— START ARTICLE —

Dead Code Elimination

  • Can use some conditional compilation to set consts to different values so that sometimes the compiler can optimize away code (e.g., debug stuff)

Tips and Tricks

  • unicode.IsSpace(b) for detecting all kinds of spaces

  • “concurrency of gophers”

  • reduce allocations

    • a la Read([]byte) (int, error) vs. Read() ([]byte, error)
  • avoid []byte to string conversions

    • conversion creates a copy
    • pick one representation and stick with it
  • there are compiler optimizations for doing v, ok := m[string(key)] (and that specifically, not when doing the conversion before map lookup)

  • string concatenation is complicated

    • initial benchmark was appending to properly sized []byte > +-concat > Sprintf > FPrintf
  • preallocate slices if the length is known

  • goroutines can seem free, but there are memory concerns (each one has a stack of at least 2K)

    • make sure there is a stop condition so the memory can get cleaned up
  • async filesystem IO is not widely available

    • filesystem IO will consume an OS thread while running
  • use io.Reader / io.Writer instead of passing around large []byte when possible

  • Timeouts

    • use SetReadDeadline / SetWriteDeadline / SetDeadline for network IO
    • use worker pool channels
  • defer-ing a function that is too-small can be expensive

  • avoid finalizers (non-deterministic, since connected to GC)

  • avoid, or at least minimize, cgo

  • <- find video about go execution tracer (uses mandelbrot example from workshop)

— END ARTICLE —
— START STORED DATA —

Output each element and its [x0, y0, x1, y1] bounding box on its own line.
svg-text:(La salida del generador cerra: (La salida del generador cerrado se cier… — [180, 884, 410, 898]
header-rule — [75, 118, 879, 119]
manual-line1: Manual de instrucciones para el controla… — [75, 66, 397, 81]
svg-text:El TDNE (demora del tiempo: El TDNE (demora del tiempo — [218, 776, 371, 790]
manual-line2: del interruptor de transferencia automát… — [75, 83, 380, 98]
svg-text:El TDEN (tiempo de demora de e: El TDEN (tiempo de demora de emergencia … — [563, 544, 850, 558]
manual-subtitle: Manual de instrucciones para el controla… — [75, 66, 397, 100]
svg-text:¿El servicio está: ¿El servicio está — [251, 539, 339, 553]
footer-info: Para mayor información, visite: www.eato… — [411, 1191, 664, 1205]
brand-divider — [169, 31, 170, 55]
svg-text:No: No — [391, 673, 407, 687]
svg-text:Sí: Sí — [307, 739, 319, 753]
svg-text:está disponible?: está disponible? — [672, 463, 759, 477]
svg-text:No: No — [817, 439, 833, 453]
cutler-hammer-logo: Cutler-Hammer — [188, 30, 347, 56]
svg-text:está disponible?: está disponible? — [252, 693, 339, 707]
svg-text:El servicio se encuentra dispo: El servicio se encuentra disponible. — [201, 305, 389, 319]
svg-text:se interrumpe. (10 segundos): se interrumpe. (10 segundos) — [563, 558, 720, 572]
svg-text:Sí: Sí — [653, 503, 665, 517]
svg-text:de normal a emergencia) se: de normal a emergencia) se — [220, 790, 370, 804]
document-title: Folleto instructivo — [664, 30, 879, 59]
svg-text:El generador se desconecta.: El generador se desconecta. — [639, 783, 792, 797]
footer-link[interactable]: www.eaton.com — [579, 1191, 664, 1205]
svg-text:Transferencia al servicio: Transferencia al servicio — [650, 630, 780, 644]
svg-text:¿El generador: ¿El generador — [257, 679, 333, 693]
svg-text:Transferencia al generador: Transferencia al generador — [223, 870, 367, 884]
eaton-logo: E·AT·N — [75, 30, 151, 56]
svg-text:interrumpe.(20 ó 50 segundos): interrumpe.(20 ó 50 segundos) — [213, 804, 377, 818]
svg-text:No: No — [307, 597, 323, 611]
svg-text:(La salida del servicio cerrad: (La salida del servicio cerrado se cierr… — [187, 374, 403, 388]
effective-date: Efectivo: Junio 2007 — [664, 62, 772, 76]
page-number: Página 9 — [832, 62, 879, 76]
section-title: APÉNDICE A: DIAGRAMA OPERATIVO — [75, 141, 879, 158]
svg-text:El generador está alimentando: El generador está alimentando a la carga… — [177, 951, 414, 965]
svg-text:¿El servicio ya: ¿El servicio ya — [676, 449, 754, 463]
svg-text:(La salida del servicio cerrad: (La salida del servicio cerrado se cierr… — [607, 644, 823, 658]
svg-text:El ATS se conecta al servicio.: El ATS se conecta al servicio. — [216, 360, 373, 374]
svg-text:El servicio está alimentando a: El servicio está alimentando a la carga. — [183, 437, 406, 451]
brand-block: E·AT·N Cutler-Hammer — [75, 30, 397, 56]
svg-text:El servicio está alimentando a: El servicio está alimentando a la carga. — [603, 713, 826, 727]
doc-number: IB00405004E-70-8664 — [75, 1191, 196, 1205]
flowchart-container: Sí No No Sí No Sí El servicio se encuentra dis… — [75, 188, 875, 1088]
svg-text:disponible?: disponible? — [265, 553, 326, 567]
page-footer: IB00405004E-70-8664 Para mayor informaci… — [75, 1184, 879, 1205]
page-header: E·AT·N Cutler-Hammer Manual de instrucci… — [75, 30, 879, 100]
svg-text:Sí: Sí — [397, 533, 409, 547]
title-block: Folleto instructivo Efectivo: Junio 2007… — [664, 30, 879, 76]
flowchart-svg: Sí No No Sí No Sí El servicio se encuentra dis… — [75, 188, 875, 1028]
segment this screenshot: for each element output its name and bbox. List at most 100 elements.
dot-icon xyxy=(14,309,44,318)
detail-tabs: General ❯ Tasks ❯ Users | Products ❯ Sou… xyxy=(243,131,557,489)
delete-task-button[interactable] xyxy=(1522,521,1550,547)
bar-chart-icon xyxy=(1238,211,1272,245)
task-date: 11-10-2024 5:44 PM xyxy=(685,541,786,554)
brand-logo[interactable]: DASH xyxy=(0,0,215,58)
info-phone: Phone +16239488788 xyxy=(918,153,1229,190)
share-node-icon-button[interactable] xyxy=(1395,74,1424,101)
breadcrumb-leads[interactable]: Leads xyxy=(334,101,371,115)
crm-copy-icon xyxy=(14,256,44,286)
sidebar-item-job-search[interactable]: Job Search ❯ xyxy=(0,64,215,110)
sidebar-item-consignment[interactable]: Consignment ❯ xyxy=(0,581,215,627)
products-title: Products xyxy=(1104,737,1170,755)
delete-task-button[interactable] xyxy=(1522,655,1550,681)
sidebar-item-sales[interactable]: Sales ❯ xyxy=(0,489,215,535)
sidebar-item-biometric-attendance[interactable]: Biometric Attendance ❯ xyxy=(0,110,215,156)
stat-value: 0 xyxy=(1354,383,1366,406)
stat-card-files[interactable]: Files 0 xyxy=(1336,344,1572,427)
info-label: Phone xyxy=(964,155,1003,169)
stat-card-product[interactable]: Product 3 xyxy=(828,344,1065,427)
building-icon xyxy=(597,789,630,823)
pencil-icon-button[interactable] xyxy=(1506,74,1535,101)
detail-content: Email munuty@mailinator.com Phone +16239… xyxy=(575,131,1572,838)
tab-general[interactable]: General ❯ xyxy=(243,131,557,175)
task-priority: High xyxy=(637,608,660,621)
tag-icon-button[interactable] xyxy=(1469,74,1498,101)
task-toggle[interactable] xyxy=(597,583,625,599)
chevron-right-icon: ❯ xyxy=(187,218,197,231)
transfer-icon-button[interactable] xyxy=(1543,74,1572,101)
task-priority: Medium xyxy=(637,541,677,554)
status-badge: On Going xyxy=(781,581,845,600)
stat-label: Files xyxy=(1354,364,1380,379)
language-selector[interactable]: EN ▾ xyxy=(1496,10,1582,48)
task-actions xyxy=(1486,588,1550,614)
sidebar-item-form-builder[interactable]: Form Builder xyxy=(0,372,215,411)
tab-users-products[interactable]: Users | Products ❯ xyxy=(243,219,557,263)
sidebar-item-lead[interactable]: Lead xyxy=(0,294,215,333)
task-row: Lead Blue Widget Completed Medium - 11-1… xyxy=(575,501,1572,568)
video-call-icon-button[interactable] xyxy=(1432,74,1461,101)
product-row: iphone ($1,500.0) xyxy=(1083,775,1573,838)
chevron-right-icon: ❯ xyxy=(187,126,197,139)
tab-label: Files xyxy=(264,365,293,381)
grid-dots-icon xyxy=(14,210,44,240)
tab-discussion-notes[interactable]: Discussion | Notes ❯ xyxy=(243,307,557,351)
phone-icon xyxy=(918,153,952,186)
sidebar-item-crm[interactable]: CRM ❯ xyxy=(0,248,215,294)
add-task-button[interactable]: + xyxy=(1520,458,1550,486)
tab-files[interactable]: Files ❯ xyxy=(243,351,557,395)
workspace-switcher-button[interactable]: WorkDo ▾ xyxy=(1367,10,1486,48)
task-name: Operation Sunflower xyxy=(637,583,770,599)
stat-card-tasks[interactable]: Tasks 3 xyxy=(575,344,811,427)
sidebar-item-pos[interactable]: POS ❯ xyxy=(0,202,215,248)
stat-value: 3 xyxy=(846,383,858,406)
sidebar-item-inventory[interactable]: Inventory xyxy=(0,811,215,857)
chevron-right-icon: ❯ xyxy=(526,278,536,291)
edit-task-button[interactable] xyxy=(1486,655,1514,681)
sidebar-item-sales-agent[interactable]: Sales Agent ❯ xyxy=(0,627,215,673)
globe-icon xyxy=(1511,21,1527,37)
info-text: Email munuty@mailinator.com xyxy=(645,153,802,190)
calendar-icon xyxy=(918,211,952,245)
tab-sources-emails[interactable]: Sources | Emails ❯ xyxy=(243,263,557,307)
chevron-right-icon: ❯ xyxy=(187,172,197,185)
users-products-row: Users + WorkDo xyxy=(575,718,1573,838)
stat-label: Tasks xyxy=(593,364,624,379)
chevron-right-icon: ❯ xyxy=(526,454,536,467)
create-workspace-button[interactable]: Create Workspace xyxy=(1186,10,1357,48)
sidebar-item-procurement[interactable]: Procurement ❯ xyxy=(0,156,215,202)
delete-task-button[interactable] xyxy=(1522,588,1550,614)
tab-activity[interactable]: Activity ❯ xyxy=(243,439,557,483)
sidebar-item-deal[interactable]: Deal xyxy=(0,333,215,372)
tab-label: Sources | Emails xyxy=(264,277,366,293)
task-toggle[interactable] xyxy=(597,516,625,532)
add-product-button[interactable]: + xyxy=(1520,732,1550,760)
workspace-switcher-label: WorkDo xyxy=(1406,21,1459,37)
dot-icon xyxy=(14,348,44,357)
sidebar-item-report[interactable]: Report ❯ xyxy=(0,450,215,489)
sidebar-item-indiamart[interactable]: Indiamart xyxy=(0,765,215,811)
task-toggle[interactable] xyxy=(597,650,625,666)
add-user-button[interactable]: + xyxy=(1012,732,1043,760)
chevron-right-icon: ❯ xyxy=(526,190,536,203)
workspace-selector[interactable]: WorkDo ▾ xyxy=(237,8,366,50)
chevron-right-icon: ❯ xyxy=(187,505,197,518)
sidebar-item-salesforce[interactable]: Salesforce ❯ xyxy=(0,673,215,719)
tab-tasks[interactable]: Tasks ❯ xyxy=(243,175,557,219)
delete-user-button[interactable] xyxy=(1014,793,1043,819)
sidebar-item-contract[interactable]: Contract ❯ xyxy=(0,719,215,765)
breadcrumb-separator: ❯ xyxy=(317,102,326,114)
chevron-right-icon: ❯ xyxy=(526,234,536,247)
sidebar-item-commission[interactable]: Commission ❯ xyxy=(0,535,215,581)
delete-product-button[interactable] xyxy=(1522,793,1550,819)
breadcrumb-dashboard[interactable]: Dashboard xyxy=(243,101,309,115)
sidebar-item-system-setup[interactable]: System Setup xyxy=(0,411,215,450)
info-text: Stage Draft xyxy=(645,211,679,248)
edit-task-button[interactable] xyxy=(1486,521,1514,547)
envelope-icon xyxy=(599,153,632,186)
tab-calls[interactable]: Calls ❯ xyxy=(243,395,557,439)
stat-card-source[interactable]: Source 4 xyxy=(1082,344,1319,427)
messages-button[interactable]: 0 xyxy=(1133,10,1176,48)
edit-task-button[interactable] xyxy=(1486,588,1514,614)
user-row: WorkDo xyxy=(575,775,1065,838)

— END STORED DATA —

WRITTEN EXERCISE —
Could you reproduce the Go performance notes word for word, starting at "Tips and Tricks" and ending at "before map lookup)"? You won't need the material for this.

EXERCISE OUTPUT —
Tips and Tricks

  • unicode.IsSpace(b) for detecting all kinds of spaces

  • “concurrency of gophers”

  • reduce allocations

    • a la Read([]byte) (int, error) vs. Read() ([]byte, error)
  • avoid []byte to string conversions

    • conversion creates a copy
    • pick one representation and stick with it
  • there are compiler optimizations for doing v, ok := m[string(key)] (and that specifically, not when doing the conversion before map lookup)